LISTED RECORDS:
● ● ● ● ●
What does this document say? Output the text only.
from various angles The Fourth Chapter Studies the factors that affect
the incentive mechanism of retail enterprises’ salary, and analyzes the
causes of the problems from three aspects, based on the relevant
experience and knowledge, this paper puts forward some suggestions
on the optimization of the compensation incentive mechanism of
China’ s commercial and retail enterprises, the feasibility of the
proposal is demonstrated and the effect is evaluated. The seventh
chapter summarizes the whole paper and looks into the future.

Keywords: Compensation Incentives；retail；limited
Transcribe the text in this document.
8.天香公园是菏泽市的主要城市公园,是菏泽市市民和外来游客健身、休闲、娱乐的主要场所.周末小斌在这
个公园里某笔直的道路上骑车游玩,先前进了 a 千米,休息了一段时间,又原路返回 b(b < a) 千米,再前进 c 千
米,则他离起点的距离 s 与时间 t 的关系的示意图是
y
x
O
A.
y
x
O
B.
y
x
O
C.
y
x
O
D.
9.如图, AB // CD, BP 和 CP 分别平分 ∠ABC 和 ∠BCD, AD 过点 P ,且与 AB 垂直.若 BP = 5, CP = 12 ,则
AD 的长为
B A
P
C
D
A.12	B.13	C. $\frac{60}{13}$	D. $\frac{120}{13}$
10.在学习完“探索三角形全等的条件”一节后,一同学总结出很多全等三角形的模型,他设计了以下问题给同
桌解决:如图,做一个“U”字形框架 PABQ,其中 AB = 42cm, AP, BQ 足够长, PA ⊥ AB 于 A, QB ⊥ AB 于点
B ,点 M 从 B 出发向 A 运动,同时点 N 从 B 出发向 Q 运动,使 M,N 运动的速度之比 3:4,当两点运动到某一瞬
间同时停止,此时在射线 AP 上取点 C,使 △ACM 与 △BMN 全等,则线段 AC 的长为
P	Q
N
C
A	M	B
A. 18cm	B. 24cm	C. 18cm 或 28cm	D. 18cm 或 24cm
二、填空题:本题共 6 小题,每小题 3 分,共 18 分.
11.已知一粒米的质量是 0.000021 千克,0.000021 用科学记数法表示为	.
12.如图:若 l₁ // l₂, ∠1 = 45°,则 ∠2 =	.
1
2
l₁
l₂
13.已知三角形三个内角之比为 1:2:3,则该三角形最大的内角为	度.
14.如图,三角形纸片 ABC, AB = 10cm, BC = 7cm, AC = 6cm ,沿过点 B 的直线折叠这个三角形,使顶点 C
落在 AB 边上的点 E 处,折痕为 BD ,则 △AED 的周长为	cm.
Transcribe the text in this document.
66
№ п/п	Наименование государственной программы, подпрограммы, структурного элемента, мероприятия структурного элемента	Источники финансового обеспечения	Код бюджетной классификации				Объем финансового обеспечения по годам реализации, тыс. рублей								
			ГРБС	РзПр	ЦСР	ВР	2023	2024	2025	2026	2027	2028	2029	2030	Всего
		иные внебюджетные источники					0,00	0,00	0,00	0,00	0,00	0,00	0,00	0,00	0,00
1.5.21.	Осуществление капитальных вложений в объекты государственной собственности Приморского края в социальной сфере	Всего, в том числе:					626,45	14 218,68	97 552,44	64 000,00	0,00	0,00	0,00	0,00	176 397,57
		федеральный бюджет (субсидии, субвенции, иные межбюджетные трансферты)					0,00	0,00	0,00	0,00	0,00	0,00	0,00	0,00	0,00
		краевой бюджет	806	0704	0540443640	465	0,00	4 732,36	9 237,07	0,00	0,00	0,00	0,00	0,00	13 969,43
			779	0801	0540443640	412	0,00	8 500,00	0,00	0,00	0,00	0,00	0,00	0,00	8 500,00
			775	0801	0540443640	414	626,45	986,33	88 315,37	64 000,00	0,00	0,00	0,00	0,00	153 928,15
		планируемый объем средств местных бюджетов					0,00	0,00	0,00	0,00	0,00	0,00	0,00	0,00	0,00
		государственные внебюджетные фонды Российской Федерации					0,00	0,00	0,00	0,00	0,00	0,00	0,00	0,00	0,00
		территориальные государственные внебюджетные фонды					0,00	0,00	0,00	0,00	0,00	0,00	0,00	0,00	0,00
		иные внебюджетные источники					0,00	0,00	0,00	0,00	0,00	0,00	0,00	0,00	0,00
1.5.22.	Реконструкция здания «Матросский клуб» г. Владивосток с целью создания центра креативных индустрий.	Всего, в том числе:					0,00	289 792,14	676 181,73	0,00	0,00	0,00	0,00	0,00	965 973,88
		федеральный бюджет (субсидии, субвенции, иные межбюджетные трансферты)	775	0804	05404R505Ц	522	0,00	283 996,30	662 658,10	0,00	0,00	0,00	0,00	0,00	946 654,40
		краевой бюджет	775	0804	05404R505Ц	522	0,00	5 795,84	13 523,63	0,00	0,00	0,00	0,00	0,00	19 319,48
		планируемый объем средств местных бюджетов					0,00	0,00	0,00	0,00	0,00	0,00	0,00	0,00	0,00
● ● ● ● ●
YOUR GOAL: Where does the word "федеральный" appear? Return each line that holds it.

FULL ANSWER:
		федеральный бюджет (субсидии, субвенции, иные межбюджетные трансферты)					0,00	0,00	0,00	0,00	0,00	0,00	0,00	0,00	0,00
		федеральный бюджет (субсидии, субвенции, иные межбюджетные трансферты)	775	0804	05404R505Ц	522	0,00	283 996,30	662 658,10	0,00	0,00	0,00	0,00	0,00	946 654,40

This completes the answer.